*Written request*
Retype each entry below, keeping every character the same.
——————
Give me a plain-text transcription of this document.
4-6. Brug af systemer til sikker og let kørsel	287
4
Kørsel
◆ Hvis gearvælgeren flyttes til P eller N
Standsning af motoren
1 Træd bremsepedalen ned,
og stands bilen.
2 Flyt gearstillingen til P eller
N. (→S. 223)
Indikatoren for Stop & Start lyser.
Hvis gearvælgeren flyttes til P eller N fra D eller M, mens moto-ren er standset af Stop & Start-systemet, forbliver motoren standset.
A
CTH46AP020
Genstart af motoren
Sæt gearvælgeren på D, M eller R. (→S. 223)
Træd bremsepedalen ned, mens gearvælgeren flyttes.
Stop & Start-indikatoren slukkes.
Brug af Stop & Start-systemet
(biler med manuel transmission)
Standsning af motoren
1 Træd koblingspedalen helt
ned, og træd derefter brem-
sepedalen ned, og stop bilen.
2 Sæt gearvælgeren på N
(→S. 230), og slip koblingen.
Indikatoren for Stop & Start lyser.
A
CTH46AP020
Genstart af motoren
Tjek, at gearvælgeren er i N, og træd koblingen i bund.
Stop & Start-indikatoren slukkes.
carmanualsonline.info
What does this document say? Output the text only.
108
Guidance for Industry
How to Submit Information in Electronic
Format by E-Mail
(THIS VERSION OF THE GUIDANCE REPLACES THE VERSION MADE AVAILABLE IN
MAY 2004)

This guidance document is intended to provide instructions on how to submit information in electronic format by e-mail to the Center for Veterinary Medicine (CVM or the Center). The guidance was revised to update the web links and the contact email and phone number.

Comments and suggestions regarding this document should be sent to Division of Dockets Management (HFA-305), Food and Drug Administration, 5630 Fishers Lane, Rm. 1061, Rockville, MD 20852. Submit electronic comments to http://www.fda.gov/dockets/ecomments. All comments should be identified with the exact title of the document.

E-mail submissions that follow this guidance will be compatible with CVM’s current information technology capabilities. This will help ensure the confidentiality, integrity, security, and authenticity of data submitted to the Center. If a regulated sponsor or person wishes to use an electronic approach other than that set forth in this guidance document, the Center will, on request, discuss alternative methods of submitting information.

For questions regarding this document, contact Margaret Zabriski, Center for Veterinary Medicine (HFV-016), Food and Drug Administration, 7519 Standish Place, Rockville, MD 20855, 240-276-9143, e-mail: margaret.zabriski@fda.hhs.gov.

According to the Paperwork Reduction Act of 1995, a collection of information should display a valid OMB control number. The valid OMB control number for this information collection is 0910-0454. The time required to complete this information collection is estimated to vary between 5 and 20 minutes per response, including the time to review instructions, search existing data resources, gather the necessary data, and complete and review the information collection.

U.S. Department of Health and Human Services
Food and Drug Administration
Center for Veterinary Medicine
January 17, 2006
——————
*Final answer*
Give me a plain-text transcription of this document.
4-6. Brug af systemer til sikker og let kørsel	287
4
Kørsel
◆ Hvis gearvælgeren flyttes til P eller N
Standsning af motoren
1 Træd bremsepedalen ned,
og stands bilen.
2 Flyt gearstillingen til P eller
N. (→S. 223)
Indikatoren for Stop & Start lyser.
Hvis gearvælgeren flyttes til P eller N fra D eller M, mens moto-ren er standset af Stop & Start-systemet, forbliver motoren standset.
A
CTH46AP020
Genstart af motoren
Sæt gearvælgeren på D, M eller R. (→S. 223)
Træd bremsepedalen ned, mens gearvælgeren flyttes.
Stop & Start-indikatoren slukkes.
Brug af Stop & Start-systemet
(biler med manuel transmission)
Standsning af motoren
1 Træd koblingspedalen helt
ned, og træd derefter brem-
sepedalen ned, og stop bilen.
2 Sæt gearvælgeren på N
(→S. 230), og slip koblingen.
Indikatoren for Stop & Start lyser.
A
CTH46AP020
Genstart af motoren
Tjek, at gearvælgeren er i N, og træd koblingen i bund.
Stop & Start-indikatoren slukkes.
carmanualsonline.info
What does this document say? Output the text only.
108
Guidance for Industry
How to Submit Information in Electronic
Format by E-Mail
(THIS VERSION OF THE GUIDANCE REPLACES THE VERSION MADE AVAILABLE IN
MAY 2004)

This guidance document is intended to provide instructions on how to submit information in electronic format by e-mail to the Center for Veterinary Medicine (CVM or the Center). The guidance was revised to update the web links and the contact email and phone number.

Comments and suggestions regarding this document should be sent to Division of Dockets Management (HFA-305), Food and Drug Administration, 5630 Fishers Lane, Rm. 1061, Rockville, MD 20852. Submit electronic comments to http://www.fda.gov/dockets/ecomments. All comments should be identified with the exact title of the document.

E-mail submissions that follow this guidance will be compatible with CVM’s current information technology capabilities. This will help ensure the confidentiality, integrity, security, and authenticity of data submitted to the Center. If a regulated sponsor or person wishes to use an electronic approach other than that set forth in this guidance document, the Center will, on request, discuss alternative methods of submitting information.

For questions regarding this document, contact Margaret Zabriski, Center for Veterinary Medicine (HFV-016), Food and Drug Administration, 7519 Standish Place, Rockville, MD 20855, 240-276-9143, e-mail: margaret.zabriski@fda.hhs.gov.

According to the Paperwork Reduction Act of 1995, a collection of information should display a valid OMB control number. The valid OMB control number for this information collection is 0910-0454. The time required to complete this information collection is estimated to vary between 5 and 20 minutes per response, including the time to review instructions, search existing data resources, gather the necessary data, and complete and review the information collection.

U.S. Department of Health and Human Services
Food and Drug Administration
Center for Veterinary Medicine
January 17, 2006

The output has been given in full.